** Start of Exercise material **
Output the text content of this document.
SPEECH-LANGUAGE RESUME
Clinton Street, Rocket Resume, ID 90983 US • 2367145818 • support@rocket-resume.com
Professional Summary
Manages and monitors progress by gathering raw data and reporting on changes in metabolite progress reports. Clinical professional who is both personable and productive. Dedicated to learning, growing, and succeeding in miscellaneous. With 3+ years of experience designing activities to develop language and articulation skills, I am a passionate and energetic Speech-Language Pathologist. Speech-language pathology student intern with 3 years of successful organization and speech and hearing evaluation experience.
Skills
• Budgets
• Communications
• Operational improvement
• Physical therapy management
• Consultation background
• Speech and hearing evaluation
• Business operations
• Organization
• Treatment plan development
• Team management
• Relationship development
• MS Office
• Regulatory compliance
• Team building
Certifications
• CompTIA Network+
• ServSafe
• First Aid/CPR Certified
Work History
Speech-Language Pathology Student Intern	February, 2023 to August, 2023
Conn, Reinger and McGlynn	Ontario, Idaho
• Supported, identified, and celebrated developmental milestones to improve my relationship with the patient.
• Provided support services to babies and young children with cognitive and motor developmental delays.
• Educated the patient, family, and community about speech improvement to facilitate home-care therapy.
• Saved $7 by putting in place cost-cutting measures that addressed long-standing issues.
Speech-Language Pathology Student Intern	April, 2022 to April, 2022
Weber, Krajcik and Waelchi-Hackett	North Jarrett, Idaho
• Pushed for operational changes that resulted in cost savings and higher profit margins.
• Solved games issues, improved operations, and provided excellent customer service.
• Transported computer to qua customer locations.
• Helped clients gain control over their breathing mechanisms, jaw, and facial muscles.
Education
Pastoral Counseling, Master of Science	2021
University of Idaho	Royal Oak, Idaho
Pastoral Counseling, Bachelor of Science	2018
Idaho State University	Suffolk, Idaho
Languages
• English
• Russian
** End of Exercise material **
Task directions:
Search the preceding listing for "Counseling" and extract every line where it is found.

Solution for this task:
Pastoral Counseling, Master of Science	2021
Pastoral Counseling, Bachelor of Science	2018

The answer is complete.